SET TASK — Of the lines in the listing below, how many hold "жалобно"? Answer with the number only.

EXTRACTED MATERIAL —

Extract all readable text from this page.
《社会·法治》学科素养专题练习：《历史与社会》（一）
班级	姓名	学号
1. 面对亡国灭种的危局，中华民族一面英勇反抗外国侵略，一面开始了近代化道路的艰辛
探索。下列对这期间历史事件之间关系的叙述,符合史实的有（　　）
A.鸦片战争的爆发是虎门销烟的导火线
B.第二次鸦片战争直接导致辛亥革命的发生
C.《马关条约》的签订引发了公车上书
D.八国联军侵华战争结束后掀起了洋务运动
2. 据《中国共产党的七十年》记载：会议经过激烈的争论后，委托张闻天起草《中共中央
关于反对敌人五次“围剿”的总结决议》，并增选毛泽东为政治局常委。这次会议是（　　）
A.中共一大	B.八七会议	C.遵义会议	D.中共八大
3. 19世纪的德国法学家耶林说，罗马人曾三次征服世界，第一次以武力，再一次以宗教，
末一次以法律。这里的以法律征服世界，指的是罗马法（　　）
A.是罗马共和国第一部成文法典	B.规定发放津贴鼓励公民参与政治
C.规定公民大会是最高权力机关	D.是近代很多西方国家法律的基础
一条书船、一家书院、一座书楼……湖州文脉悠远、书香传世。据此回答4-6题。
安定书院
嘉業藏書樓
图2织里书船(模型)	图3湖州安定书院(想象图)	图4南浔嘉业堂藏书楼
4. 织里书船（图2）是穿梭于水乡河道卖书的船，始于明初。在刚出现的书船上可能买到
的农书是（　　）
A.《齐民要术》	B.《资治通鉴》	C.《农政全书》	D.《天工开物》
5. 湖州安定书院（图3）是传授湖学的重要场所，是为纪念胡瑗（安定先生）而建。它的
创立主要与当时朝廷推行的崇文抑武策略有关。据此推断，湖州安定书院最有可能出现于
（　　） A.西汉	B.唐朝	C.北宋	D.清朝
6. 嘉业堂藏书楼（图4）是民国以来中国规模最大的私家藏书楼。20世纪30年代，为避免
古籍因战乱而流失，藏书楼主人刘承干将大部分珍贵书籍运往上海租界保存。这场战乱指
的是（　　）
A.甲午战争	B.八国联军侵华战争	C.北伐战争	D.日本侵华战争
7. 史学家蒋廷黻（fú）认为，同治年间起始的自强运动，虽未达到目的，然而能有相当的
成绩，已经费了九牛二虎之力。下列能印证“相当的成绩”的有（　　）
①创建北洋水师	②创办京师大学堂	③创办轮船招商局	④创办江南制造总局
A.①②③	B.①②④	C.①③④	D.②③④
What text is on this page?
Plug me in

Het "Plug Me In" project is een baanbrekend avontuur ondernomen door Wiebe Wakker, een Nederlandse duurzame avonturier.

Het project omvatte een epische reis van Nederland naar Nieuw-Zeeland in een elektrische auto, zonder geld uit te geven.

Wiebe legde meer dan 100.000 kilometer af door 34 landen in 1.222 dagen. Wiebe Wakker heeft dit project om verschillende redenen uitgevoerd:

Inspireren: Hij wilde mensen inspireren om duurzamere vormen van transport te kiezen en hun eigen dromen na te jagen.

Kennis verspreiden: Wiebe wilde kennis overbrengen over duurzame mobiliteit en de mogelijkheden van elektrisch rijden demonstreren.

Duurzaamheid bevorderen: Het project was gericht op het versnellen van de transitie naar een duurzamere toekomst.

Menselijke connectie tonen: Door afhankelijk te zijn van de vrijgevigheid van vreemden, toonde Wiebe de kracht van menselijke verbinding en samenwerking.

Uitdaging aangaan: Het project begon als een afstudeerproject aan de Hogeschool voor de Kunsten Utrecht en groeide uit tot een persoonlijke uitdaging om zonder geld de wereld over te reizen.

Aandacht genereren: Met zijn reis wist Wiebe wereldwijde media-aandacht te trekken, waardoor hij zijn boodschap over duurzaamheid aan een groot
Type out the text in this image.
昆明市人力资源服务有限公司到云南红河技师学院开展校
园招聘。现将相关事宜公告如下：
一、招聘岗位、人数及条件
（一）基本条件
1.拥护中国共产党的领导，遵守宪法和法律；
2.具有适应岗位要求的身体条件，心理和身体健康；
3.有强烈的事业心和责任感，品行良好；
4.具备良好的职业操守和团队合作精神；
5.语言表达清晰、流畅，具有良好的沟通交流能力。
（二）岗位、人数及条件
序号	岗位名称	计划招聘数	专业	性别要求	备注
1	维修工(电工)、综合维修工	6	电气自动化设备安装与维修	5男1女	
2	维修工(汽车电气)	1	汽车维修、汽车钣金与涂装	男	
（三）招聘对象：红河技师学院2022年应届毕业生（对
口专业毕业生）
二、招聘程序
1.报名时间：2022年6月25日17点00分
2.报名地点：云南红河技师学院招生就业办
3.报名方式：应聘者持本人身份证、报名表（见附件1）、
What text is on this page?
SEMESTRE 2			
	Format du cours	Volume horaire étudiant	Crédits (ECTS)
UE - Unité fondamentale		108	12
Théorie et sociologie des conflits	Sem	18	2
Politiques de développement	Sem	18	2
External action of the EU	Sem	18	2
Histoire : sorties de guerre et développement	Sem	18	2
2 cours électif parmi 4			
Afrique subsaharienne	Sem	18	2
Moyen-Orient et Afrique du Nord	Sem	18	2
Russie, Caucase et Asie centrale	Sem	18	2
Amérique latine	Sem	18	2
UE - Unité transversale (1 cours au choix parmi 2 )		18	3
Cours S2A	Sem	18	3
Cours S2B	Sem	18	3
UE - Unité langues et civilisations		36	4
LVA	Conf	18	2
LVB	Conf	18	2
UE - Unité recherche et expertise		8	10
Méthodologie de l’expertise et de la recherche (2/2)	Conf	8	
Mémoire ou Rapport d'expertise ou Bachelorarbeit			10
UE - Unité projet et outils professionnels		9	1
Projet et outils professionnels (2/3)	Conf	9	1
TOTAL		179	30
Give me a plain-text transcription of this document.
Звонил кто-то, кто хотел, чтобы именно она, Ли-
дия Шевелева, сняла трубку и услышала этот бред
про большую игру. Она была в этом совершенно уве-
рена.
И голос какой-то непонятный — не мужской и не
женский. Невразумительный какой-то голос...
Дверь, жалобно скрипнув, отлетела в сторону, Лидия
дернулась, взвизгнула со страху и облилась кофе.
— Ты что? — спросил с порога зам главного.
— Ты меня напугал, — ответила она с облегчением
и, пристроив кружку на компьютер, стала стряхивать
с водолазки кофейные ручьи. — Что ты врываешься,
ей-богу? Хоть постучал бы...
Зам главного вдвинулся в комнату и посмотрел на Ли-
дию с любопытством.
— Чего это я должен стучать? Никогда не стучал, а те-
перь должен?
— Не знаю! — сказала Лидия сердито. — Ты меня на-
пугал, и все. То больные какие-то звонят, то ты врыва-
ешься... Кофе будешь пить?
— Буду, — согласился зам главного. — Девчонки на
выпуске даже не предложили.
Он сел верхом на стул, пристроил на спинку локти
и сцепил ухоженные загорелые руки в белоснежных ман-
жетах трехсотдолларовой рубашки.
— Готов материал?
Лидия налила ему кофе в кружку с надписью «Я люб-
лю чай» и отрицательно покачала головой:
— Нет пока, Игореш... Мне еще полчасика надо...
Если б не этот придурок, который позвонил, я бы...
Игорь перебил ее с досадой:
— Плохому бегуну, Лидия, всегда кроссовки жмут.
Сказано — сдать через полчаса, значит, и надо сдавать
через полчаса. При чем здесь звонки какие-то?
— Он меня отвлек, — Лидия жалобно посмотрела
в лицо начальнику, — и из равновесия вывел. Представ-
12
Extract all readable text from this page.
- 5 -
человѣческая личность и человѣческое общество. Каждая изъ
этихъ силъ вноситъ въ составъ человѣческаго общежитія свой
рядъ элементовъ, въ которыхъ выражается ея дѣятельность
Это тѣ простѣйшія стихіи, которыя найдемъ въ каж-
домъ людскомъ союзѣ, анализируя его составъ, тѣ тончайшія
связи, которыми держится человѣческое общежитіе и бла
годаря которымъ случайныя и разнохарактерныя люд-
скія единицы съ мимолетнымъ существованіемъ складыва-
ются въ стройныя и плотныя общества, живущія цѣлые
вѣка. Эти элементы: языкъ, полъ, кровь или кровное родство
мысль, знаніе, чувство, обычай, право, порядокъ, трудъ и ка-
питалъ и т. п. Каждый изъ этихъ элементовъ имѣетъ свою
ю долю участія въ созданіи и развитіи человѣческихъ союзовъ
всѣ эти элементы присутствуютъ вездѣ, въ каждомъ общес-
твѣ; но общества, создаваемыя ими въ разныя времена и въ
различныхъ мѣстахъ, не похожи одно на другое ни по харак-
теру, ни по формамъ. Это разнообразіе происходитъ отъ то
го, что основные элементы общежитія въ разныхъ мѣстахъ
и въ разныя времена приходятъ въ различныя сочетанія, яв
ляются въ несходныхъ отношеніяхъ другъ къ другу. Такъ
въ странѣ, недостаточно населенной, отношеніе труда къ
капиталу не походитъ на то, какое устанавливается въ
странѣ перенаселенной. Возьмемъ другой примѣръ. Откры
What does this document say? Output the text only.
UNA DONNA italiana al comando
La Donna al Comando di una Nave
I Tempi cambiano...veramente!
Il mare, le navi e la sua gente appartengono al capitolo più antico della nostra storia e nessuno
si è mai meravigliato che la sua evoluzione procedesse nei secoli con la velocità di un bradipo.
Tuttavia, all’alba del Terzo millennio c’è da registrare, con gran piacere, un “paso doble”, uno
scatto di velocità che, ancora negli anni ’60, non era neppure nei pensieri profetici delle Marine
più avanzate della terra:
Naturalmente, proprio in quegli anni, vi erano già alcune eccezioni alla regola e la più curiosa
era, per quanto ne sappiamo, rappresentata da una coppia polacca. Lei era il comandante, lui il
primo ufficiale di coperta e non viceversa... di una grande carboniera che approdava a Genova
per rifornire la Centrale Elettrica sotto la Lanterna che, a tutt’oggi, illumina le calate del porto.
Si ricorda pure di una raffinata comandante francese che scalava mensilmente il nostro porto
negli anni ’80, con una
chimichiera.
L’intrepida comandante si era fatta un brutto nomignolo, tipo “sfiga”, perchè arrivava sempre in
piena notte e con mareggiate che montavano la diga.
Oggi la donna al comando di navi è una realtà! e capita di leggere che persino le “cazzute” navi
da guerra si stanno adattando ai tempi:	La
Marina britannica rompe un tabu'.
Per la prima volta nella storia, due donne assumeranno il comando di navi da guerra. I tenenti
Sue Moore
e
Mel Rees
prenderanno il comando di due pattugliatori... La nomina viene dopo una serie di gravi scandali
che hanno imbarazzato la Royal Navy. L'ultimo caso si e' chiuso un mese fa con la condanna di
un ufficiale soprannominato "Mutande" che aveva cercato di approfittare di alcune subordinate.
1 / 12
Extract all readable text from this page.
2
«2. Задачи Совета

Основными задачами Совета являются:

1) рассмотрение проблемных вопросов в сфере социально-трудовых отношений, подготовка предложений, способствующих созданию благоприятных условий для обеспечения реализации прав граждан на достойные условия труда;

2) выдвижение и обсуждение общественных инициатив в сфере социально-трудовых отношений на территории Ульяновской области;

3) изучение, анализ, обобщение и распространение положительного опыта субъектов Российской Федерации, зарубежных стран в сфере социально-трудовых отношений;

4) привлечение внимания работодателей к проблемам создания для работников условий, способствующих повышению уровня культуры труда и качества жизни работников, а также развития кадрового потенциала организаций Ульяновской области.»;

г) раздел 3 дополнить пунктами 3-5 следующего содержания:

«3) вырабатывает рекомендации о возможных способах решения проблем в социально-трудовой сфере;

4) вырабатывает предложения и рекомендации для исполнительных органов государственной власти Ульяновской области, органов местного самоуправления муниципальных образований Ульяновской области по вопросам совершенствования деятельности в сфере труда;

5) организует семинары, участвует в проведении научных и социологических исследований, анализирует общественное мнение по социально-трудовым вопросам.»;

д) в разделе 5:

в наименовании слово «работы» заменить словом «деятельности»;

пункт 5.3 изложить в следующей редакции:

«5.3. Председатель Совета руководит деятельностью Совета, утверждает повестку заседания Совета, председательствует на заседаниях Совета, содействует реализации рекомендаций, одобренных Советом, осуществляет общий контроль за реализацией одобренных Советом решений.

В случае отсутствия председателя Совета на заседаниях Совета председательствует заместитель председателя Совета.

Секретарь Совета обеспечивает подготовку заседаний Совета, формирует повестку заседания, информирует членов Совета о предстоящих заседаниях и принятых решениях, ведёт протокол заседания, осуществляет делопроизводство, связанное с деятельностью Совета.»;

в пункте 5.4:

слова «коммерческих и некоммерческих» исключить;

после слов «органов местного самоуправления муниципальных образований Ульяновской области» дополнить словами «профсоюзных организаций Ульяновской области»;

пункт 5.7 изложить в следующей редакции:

FINISHED ANSWER — 2